Stored records
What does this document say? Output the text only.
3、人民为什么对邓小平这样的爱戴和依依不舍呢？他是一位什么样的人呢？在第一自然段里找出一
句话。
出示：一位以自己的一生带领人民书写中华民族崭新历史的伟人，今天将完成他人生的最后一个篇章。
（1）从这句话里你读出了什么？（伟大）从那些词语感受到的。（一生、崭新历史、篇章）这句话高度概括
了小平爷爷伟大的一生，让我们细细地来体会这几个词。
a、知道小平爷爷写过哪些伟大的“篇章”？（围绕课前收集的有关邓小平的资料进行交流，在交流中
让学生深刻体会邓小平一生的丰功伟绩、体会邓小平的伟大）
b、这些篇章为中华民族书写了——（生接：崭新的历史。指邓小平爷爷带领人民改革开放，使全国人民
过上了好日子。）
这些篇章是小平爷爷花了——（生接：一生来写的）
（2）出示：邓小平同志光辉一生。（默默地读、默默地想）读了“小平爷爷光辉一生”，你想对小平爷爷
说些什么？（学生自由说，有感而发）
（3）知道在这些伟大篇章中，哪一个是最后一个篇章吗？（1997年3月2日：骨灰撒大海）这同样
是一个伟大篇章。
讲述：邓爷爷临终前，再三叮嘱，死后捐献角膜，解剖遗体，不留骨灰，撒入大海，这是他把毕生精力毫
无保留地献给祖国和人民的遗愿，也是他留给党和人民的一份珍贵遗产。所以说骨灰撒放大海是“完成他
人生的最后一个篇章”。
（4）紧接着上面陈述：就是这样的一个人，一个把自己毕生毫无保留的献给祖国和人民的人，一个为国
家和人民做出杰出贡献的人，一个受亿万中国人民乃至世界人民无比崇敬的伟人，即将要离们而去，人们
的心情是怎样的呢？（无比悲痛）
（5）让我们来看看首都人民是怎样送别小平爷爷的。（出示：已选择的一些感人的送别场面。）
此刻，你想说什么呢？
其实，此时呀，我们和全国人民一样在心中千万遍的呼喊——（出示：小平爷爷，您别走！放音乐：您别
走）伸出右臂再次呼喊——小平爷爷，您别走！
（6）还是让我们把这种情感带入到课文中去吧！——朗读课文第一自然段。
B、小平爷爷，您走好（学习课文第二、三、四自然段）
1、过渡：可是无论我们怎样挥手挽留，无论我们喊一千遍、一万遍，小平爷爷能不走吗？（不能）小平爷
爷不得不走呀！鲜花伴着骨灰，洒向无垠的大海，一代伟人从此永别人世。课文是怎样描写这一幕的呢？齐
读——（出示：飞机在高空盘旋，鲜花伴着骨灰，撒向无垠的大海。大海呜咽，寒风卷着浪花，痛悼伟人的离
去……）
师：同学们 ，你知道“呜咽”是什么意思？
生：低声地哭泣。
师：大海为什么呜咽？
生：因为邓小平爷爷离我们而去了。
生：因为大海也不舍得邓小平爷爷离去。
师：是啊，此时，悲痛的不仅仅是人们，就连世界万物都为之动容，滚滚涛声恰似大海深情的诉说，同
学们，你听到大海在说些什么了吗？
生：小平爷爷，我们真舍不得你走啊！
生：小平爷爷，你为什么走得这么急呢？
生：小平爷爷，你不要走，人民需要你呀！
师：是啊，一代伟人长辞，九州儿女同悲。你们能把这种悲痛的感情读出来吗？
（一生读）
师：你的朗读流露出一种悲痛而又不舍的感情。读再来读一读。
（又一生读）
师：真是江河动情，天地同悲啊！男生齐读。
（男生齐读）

▶ Set task:
State the number of lines that contain the string "鲜花伴着骨灰", with no other words.

▶ Result:
2